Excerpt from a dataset
* * * * * * *
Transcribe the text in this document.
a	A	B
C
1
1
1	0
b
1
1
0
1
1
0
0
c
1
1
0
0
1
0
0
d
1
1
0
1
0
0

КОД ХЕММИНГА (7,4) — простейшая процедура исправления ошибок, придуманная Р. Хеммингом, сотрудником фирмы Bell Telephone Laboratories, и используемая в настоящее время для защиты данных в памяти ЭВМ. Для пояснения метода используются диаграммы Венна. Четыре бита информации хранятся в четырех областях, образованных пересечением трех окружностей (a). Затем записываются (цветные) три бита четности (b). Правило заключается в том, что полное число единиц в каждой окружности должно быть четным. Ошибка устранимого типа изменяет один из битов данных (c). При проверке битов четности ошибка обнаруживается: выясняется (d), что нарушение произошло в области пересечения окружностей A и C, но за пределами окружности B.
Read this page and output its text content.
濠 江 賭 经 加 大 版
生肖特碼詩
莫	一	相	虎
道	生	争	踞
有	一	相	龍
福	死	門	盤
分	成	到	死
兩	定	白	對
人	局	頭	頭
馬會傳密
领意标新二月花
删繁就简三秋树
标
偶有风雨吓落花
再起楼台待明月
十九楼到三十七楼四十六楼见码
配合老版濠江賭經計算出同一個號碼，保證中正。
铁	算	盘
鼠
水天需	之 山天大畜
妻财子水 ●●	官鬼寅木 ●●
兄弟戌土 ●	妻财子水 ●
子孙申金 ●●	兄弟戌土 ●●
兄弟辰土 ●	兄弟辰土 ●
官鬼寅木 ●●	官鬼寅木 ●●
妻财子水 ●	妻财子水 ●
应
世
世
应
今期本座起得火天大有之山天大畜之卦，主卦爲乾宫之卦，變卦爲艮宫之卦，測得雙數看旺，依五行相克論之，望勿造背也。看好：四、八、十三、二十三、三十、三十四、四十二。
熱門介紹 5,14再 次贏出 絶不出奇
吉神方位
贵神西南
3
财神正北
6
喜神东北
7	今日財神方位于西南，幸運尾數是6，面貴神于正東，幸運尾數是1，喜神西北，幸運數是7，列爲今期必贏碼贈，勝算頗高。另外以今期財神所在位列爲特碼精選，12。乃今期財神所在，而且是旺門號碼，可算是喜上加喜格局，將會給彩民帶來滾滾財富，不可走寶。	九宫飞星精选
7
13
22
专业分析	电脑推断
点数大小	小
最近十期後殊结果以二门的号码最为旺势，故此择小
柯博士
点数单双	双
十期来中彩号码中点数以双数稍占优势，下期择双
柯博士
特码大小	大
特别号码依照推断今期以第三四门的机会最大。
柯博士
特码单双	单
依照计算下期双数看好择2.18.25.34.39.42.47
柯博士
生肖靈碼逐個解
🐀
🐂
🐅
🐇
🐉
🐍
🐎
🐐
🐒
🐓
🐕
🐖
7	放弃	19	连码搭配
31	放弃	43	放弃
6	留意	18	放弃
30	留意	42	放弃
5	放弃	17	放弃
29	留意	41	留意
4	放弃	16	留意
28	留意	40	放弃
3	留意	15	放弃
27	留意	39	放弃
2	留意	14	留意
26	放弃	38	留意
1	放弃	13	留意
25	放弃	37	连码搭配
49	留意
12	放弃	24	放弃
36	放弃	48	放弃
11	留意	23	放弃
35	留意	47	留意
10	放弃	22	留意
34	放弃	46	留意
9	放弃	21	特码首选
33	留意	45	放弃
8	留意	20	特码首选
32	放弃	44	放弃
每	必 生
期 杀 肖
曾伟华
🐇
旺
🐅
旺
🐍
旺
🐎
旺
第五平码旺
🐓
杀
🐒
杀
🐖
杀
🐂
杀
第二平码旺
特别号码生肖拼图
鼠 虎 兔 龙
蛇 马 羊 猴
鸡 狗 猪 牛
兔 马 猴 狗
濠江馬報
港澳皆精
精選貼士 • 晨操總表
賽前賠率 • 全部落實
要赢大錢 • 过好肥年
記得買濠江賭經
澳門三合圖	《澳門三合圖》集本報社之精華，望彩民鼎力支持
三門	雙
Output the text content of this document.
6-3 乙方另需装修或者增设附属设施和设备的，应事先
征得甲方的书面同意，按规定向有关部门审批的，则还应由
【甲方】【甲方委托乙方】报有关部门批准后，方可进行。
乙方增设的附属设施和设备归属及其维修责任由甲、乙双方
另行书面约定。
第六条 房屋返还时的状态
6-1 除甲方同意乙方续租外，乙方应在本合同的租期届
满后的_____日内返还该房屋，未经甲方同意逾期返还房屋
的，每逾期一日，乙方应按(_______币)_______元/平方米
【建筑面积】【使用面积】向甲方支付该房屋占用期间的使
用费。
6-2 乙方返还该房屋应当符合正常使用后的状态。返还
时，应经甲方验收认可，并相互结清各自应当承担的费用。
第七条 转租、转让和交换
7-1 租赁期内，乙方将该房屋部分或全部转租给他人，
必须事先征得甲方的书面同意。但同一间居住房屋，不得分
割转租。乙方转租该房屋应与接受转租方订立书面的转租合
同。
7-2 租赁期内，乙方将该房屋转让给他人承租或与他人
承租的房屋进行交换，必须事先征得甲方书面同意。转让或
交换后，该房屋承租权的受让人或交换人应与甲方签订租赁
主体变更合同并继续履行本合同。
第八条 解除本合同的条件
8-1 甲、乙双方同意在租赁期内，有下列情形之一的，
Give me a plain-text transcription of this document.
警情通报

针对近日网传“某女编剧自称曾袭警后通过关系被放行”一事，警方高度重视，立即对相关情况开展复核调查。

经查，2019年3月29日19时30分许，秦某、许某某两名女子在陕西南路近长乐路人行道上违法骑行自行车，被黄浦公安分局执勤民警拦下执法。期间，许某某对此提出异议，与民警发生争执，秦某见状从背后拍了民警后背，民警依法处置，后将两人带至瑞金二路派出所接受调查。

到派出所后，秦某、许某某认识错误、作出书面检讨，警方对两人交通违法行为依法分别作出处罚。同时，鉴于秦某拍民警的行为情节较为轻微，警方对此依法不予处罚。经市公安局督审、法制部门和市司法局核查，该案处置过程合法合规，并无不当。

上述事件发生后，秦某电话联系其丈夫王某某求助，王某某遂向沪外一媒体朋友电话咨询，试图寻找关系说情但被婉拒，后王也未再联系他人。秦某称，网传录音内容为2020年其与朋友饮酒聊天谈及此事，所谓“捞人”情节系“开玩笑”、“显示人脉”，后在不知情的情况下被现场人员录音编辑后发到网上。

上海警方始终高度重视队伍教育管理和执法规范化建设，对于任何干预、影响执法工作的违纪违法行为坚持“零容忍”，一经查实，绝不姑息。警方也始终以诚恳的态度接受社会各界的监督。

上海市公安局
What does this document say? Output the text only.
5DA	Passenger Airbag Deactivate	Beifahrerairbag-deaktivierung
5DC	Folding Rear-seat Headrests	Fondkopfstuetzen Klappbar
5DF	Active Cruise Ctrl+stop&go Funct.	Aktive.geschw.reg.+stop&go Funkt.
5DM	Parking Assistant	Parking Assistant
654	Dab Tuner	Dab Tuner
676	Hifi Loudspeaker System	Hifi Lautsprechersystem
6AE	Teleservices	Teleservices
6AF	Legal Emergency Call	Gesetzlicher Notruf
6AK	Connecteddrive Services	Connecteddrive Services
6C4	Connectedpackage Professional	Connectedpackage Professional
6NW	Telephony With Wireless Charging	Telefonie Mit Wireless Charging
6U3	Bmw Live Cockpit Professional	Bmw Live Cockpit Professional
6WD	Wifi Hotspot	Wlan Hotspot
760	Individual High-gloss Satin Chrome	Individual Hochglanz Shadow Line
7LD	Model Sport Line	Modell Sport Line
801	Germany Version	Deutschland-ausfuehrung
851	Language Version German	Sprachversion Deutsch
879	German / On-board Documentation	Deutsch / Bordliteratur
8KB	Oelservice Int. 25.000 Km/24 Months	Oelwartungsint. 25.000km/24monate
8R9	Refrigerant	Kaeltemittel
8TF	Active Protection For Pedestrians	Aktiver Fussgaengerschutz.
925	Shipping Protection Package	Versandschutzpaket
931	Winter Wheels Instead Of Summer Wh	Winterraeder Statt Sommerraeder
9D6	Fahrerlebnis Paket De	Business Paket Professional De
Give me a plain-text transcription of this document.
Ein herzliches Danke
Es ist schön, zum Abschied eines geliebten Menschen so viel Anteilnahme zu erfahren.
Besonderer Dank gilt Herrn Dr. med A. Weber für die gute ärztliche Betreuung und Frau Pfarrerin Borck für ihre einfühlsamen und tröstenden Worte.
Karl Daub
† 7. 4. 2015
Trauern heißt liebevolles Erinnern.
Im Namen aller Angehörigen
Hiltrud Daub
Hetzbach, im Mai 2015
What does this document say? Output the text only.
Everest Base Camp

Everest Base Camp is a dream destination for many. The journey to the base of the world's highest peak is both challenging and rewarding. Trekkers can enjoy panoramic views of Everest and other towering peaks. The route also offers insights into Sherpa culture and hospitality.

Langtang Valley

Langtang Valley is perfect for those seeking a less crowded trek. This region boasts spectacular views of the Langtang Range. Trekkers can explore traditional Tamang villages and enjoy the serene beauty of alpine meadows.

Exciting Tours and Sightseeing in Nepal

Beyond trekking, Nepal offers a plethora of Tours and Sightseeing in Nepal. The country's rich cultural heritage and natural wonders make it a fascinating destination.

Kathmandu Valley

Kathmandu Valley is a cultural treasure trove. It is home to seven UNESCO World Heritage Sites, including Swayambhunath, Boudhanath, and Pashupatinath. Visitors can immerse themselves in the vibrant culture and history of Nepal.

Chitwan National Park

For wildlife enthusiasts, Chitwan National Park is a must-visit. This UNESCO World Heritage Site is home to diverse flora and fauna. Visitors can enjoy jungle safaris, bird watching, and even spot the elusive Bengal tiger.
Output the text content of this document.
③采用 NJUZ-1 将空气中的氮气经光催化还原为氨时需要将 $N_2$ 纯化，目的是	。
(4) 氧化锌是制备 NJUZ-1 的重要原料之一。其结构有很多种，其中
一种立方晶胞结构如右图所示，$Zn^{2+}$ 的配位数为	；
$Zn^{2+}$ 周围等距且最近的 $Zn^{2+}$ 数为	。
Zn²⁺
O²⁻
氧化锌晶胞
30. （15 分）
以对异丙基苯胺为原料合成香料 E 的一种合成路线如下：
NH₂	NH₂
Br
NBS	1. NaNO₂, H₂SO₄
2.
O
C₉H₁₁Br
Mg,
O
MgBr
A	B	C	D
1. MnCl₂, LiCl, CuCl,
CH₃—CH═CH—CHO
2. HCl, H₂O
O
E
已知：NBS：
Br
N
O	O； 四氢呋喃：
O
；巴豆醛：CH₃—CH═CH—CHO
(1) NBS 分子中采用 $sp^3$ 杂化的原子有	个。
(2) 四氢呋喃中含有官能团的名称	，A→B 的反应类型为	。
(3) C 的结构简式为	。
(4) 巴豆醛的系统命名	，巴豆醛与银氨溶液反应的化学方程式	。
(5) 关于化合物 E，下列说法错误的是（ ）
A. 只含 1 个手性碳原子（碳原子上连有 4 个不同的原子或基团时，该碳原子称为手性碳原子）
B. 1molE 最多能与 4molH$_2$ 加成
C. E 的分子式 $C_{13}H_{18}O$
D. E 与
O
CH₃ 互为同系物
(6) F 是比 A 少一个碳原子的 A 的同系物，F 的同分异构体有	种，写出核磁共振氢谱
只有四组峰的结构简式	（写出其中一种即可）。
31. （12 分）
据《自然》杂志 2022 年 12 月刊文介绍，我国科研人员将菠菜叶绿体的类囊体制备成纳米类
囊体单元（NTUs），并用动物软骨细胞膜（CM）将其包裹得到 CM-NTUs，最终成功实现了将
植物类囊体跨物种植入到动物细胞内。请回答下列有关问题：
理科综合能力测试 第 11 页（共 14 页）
* * * * * * *
WORK TO BE COMPLETED: Search the lines above for the string "Visitors", then show every one that has it.

RESPONSE TO THIS TASK:
Kathmandu Valley is a cultural treasure trove. It is home to seven UNESCO World Heritage Sites, including Swayambhunath, Boudhanath, and Pashupatinath. Visitors can immerse themselves in the vibrant culture and history of Nepal.
For wildlife enthusiasts, Chitwan National Park is a must-visit. This UNESCO World Heritage Site is home to diverse flora and fauna. Visitors can enjoy jungle safaris, bird watching, and even spot the elusive Bengal tiger.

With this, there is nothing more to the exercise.